PROBLEM DESCRIPTION. Extract, from the records beneath this instruction, each line that contains the word "خاصا".

(A block of data)
************

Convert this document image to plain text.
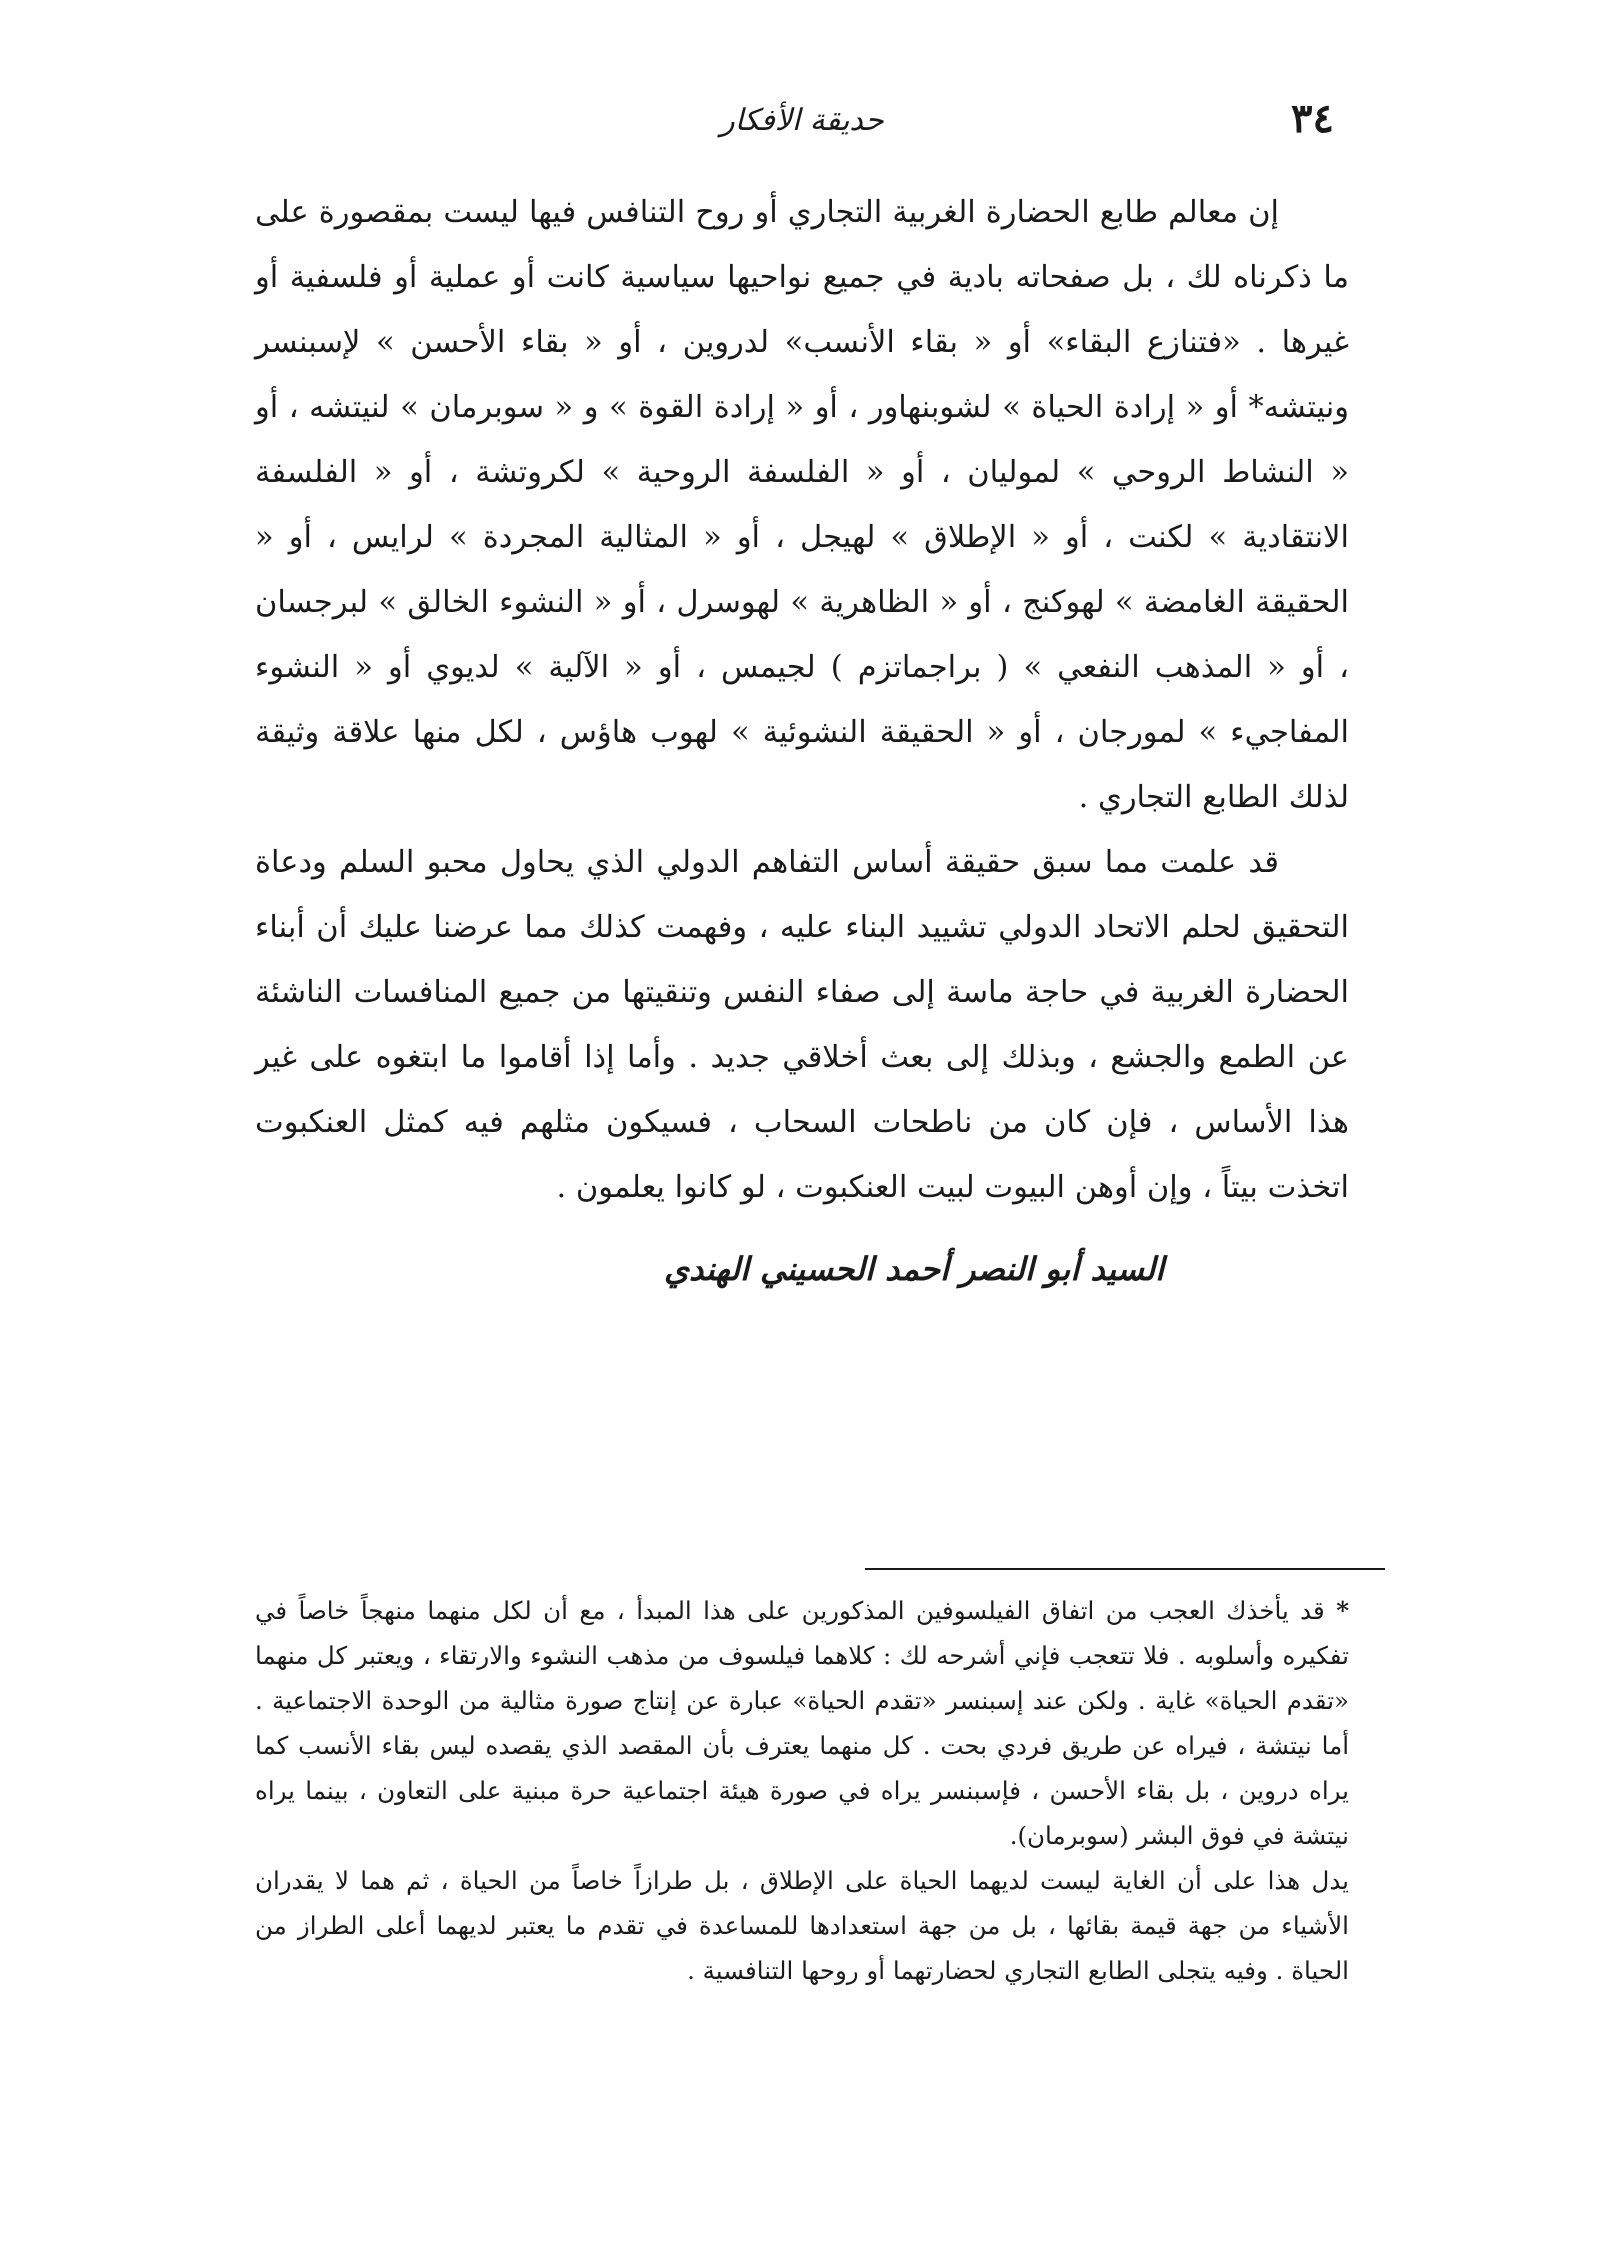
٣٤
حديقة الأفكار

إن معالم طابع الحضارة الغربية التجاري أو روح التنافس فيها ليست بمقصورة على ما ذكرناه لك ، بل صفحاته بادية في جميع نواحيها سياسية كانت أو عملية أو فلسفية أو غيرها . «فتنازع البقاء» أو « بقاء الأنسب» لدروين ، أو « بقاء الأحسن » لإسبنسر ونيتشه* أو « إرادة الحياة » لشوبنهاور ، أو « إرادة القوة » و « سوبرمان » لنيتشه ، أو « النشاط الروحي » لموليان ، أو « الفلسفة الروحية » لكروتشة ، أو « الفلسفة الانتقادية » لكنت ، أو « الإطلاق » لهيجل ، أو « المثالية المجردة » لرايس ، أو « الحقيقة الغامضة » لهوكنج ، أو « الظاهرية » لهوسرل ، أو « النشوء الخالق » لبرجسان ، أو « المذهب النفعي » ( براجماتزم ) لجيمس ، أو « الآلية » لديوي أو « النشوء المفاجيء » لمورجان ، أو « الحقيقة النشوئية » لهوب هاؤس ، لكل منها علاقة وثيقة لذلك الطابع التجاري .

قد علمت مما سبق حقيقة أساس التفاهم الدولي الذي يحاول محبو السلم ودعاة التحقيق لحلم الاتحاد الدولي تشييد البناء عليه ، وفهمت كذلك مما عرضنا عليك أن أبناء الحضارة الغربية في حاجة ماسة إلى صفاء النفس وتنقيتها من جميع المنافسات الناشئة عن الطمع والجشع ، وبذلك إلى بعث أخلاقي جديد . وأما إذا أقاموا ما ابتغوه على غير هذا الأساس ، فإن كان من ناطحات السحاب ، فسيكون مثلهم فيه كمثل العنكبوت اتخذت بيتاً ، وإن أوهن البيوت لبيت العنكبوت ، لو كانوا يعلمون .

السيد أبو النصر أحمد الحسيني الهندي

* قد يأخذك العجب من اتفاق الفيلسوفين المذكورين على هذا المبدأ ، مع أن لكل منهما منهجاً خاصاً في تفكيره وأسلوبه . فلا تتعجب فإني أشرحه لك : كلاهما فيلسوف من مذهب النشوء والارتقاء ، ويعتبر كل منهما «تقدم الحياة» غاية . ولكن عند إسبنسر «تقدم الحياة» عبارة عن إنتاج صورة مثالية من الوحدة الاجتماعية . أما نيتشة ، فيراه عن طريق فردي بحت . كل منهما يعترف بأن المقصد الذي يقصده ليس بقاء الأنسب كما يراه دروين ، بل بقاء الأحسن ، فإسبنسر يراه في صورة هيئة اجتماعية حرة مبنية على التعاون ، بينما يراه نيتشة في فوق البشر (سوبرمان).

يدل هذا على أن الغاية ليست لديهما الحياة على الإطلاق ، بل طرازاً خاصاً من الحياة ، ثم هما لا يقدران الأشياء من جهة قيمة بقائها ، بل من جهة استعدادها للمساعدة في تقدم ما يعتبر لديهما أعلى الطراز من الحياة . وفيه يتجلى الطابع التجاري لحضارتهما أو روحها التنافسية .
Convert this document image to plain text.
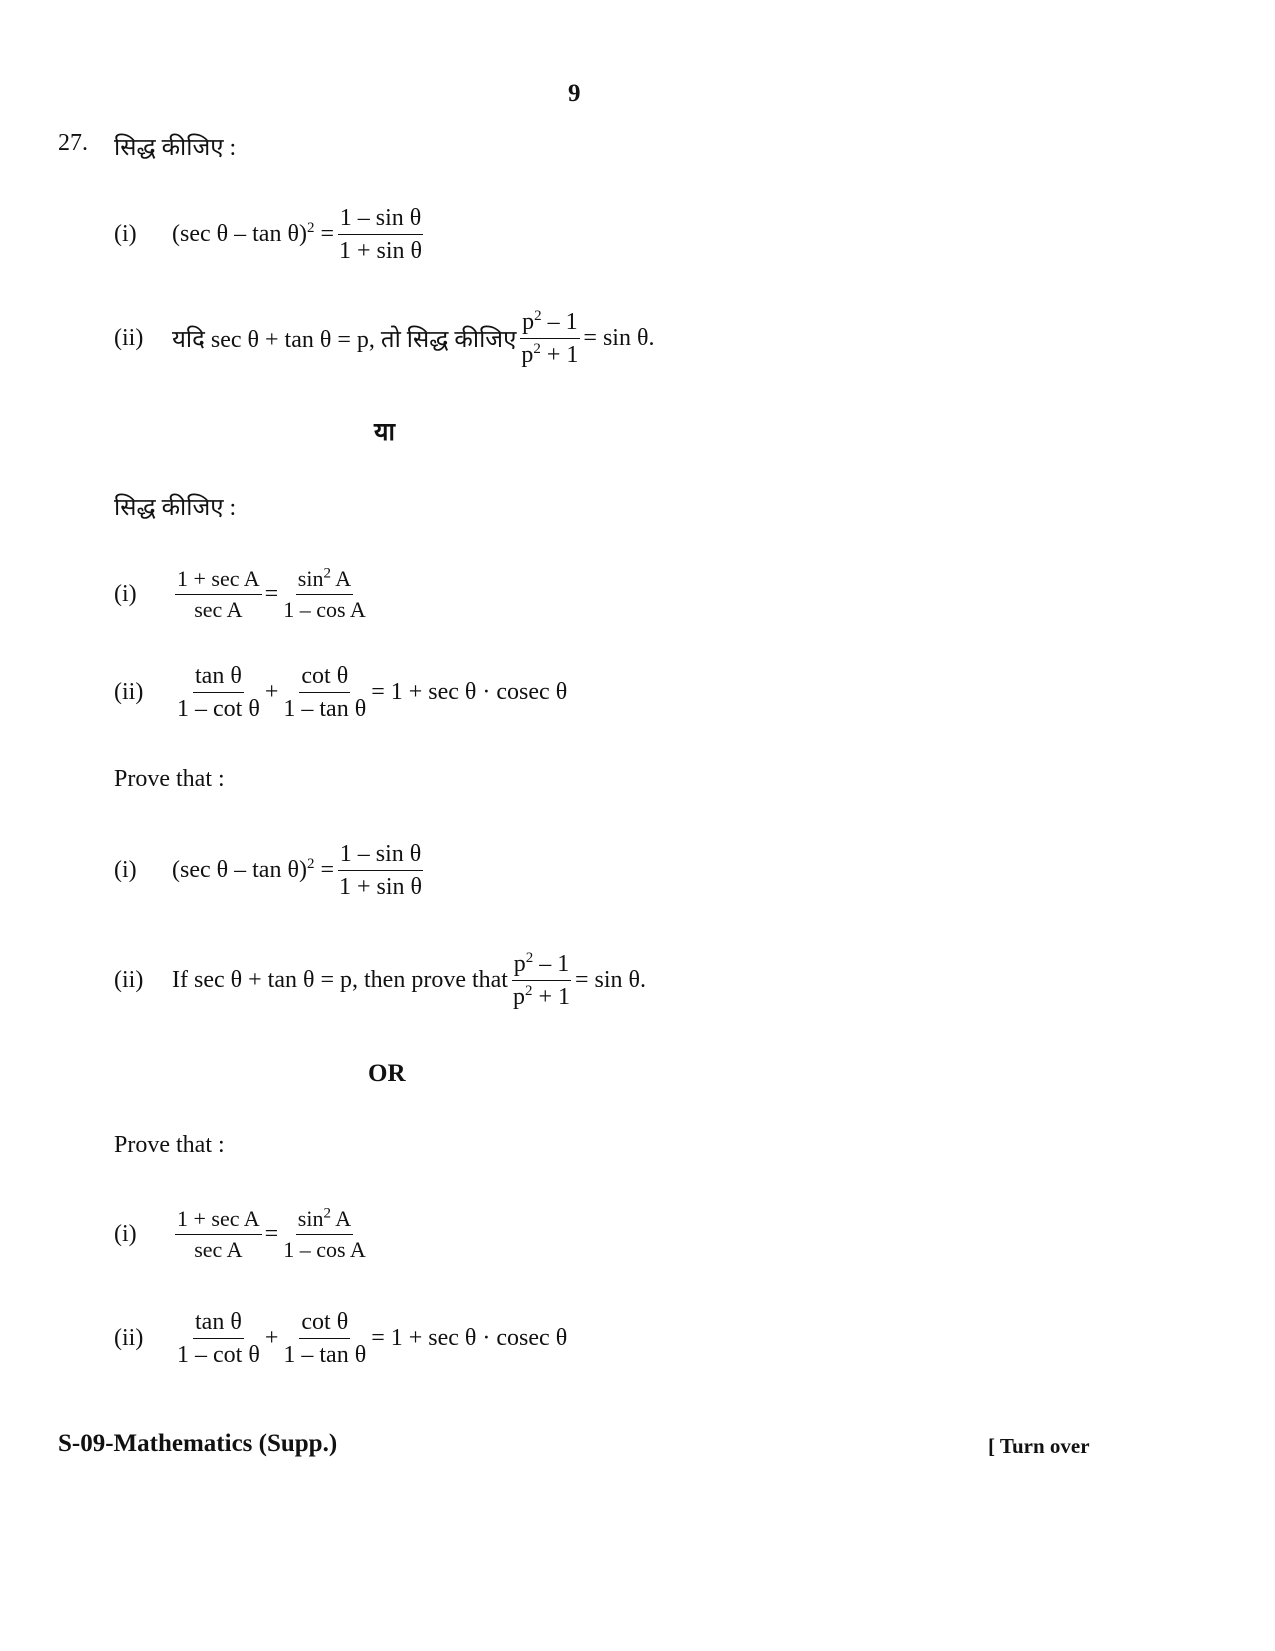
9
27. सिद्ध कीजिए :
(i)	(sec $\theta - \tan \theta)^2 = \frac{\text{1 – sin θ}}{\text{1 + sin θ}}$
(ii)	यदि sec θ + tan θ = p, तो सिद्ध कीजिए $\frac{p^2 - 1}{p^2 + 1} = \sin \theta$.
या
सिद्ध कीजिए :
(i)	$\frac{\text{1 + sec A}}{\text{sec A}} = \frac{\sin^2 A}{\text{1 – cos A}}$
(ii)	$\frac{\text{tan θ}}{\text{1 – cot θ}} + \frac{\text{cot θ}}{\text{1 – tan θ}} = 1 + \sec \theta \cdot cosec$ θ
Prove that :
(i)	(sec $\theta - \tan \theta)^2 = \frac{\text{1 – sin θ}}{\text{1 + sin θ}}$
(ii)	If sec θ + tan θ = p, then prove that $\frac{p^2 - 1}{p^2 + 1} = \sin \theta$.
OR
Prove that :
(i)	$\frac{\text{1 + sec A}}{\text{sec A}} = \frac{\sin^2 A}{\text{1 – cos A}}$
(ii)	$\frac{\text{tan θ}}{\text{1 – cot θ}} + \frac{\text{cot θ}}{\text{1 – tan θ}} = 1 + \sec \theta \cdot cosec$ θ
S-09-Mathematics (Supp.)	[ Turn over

************

WORKED ANSWER.
* قد يأخذك العجب من اتفاق الفيلسوفين المذكورين على هذا المبدأ ، مع أن لكل منهما منهجاً خاصاً في تفكيره وأسلوبه . فلا تتعجب فإني أشرحه لك : كلاهما فيلسوف من مذهب النشوء والارتقاء ، ويعتبر كل منهما «تقدم الحياة» غاية . ولكن عند إسبنسر «تقدم الحياة» عبارة عن إنتاج صورة مثالية من الوحدة الاجتماعية . أما نيتشة ، فيراه عن طريق فردي بحت . كل منهما يعترف بأن المقصد الذي يقصده ليس بقاء الأنسب كما يراه دروين ، بل بقاء الأحسن ، فإسبنسر يراه في صورة هيئة اجتماعية حرة مبنية على التعاون ، بينما يراه نيتشة في فوق البشر (سوبرمان).
يدل هذا على أن الغاية ليست لديهما الحياة على الإطلاق ، بل طرازاً خاصاً من الحياة ، ثم هما لا يقدران الأشياء من جهة قيمة بقائها ، بل من جهة استعدادها للمساعدة في تقدم ما يعتبر لديهما أعلى الطراز من الحياة . وفيه يتجلى الطابع التجاري لحضارتهما أو روحها التنافسية .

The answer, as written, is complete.